Compito assegnato
Prosegua l'articolo sul terremoto nel Catanese legato all'attività dell'Etna, ripartendo dall'ultima frase riportata.

Testo in esame
______
Terremoto nel catanese: Borrelli, “verso la diminuzione del fenomeno”

“Dal punto di vista scientifico si tratterebbe di un evento isolato, i tecnici ci dicono che si sta andando verso un raffreddamento della lava e ci dobbiamo aspettare una quiescenza dell’attività eruttiva il cui picco c’è stato a Natale, ora si va verso una diminuzione del fenomeno”. Lo ha detto il capo del Dipartimento della Protezione Civile, Angelo Borrelli a Sky Tg24, in riferimento all’evento sismico della scorsa notte legato all’attività dell’Etna.

Il prefetto di Catania, Claudio Sammartino, a conclusione della riunione sull’emergenza Etna con capo dipartimento della Protezione civile, Angelo Borrelli ha detto : “Tutto il sistema della Protezione civile è stato attivo sin dai primi momenti. Il Centro coordinamento soccorsi è operativo e tutto il sistema di sicurezza e ordine pubblico è attivo sul territorio”.

“La stima dei danni e le verifiche sono partite, ma è troppo presto ancora per fare un bilancio”, ha aggiunto il prefetto, sottolineando che “la priorità è assicurare tempestività ed efficacia negli interventi e soprattutto di fornire una cornice di sicurezza e di ordine pubblico”. “I cittadini devono sapere – ha osservato Claudio Sammartino – che siamo accanto a loro, in particolar modo in questi momenti in cui hanno più bisogno. E accanto a loro ci sono i sindaci, e noi siamo assieme a loro”.
______
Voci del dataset

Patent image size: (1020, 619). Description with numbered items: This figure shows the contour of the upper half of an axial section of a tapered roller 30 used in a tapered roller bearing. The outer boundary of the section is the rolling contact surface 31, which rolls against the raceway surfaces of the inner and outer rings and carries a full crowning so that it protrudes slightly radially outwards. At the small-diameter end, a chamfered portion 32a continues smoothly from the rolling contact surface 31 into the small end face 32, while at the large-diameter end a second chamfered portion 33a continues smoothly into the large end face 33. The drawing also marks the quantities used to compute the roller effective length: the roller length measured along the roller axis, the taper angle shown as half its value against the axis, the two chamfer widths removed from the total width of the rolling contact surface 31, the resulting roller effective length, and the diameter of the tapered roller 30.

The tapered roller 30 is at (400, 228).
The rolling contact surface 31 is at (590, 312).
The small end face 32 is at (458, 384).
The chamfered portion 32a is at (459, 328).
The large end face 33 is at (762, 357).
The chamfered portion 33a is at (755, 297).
______
Risultato
Il sindaco metropolitano Salvo Pogliese facendo il punto della situazione sull’emergenza terremoto sulla propria pagina di Facebook, ha detto che “Catania, dopo la ricognizione effettuata dalla protezione civile comunale guidata dall’assessore Porto, non presenta danni alle persone e alle cose. Nell’hinterland la situazione nei comuni metropolitani maggiormente colpiti dal terremoto, per fortuna, non presenta danni gravi alle persone (10 feriti lievi accertati); sono purtroppo ingenti quelli alle cose”. “Le strutture della città metropolitana, coordinate dall’ingegnere Galizia – aggiunge – sono al lavoro dalle prime ore di questa mattina. La viabilità di collegamento tra i paesi più colpiti – Zafferana, Santa Venerina, Aci Sant’Antonio, Trecastagni, Viagrande, Aci Catena e Acireale – è parzialmente interrotta per alcuni crolli dei muri a secco (sono interessate le strade provinciali 84, 59/1, 192, 115, 4/1), ma le squadre viabilità delle Pubbliservizi, sono già al lavoro – in coordinamento con le altre forze presenti sul territorio – per ripristinarle. Sotto il coordinamento di Protezione Civile guidato dal prefetto Claudio Sammartino – sottolinea Pogliese – i tecnici della provincia parteciperanno ai controlli nelle strutture pubbliche, in particolare nelle scuole”.

“Vista la complessità della situazione e tenuto conto che molte persone stanno vivendo una situazione di oggettiva difficoltà – conclude il sindaco di Catania – in segno di rispetto una maggiore misura e sobrietà nei commenti sui social, forse, non guasterebbe”.